→ **INSTRUCTION**
Reproduce the listing lines verbatim from the line containing "menu-file[interactable]: File [14, 53, 64, 80]" through the line containing "titlebar: _readme.txt - Notepad", with both of those lines included.
## START PROVIDED RECORDS
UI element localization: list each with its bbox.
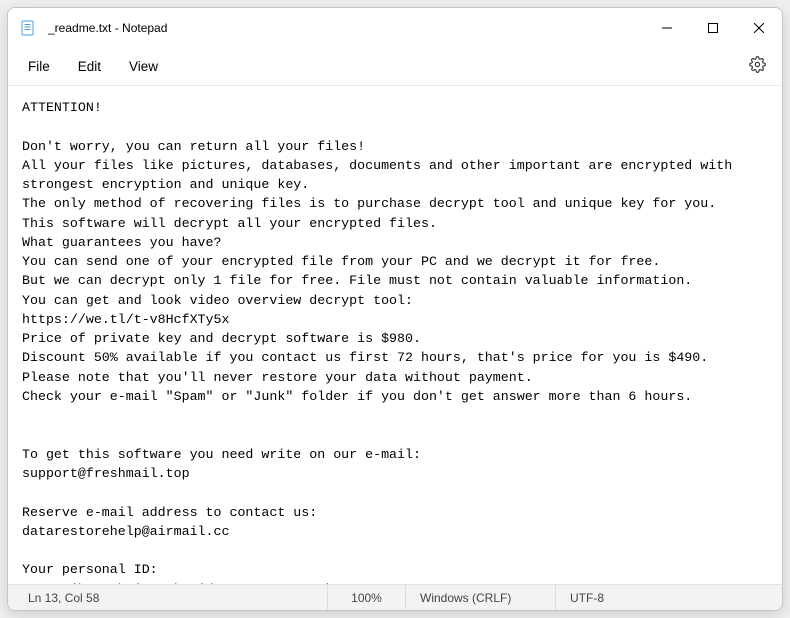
menu-file[interactable]: File [14, 53, 64, 80]
status-eol: Windows (CRLF) [406, 585, 556, 610]
minimize-button[interactable] [644, 8, 690, 48]
settings-button[interactable] [740, 50, 774, 84]
menu-edit[interactable]: Edit [64, 53, 115, 80]
status-position: Ln 13, Col 58 [8, 585, 328, 610]
status-encoding: UTF-8 [556, 585, 666, 610]
titlebar: _readme.txt - Notepad [8, 8, 782, 48]
notepad-window: _readme.txt - Notepad File Edit View [7, 7, 783, 611]
maximize-button[interactable] [690, 8, 736, 48]
status-zoom: 100% [328, 585, 406, 610]
gear-icon [749, 56, 766, 78]
menu-view[interactable]: View [115, 53, 172, 80]
window-title: _readme.txt - Notepad [48, 21, 644, 35]
notepad-icon [20, 20, 36, 36]
window-controls [644, 8, 782, 48]
text-area[interactable]: ATTENTION! Don't worry, you can return a… [8, 86, 782, 584]
close-button[interactable] [736, 8, 782, 48]
statusbar: Ln 13, Col 58 100% Windows (CRLF) UTF-8 [8, 584, 782, 610]
menubar: File Edit View [8, 48, 782, 86]
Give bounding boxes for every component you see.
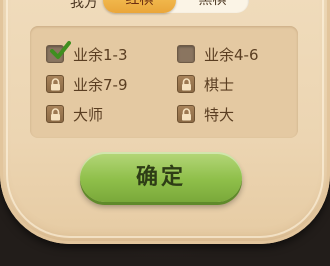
level-option-master[interactable]: 大师 [46, 104, 103, 124]
locked-checkbox[interactable] [177, 75, 195, 93]
level-label: 业余1-3 [73, 45, 128, 64]
locked-checkbox[interactable] [177, 105, 195, 123]
level-label: 业余4-6 [204, 45, 259, 64]
black-side-option[interactable]: 黑棋 [176, 0, 249, 13]
difficulty-dialog: 我方 红棋 黑棋 业余1-3 业余4-6 业余7-9 棋士 大师 特大 确定 [0, 0, 330, 244]
level-option-amateur-1-3[interactable]: 业余1-3 [46, 41, 128, 64]
checkmark-icon [50, 41, 71, 59]
locked-checkbox[interactable] [46, 105, 64, 123]
lock-icon [51, 108, 60, 121]
lock-icon [51, 78, 60, 91]
lock-icon [182, 108, 191, 121]
level-label: 大师 [73, 105, 104, 124]
lock-icon [182, 78, 191, 91]
side-label: 我方 [70, 0, 98, 11]
level-panel: 业余1-3 业余4-6 业余7-9 棋士 大师 特大 [30, 26, 298, 138]
level-option-amateur-4-6[interactable]: 业余4-6 [177, 44, 259, 64]
level-label: 特大 [204, 105, 235, 124]
level-option-master-player[interactable]: 棋士 [177, 74, 234, 94]
level-option-amateur-7-9[interactable]: 业余7-9 [46, 74, 128, 94]
locked-checkbox[interactable] [46, 75, 64, 93]
checkbox[interactable] [177, 45, 195, 63]
level-option-grandmaster[interactable]: 特大 [177, 104, 234, 124]
confirm-button[interactable]: 确定 [80, 152, 242, 202]
red-side-option[interactable]: 红棋 [103, 0, 176, 13]
level-label: 棋士 [204, 75, 235, 94]
level-label: 业余7-9 [73, 75, 128, 94]
checkbox[interactable] [46, 41, 71, 63]
game-screen: 我方 红棋 黑棋 业余1-3 业余4-6 业余7-9 棋士 大师 特大 确定 [0, 0, 330, 266]
side-toggle: 红棋 黑棋 [103, 0, 249, 13]
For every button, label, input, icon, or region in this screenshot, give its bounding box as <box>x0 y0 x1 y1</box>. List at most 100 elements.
## END PROVIDED RECORDS
→ **THE ANSWER**
menu-file[interactable]: File [14, 53, 64, 80]
status-eol: Windows (CRLF) [406, 585, 556, 610]
minimize-button[interactable] [644, 8, 690, 48]
settings-button[interactable] [740, 50, 774, 84]
menu-edit[interactable]: Edit [64, 53, 115, 80]
status-position: Ln 13, Col 58 [8, 585, 328, 610]
status-encoding: UTF-8 [556, 585, 666, 610]
titlebar: _readme.txt - Notepad [8, 8, 782, 48]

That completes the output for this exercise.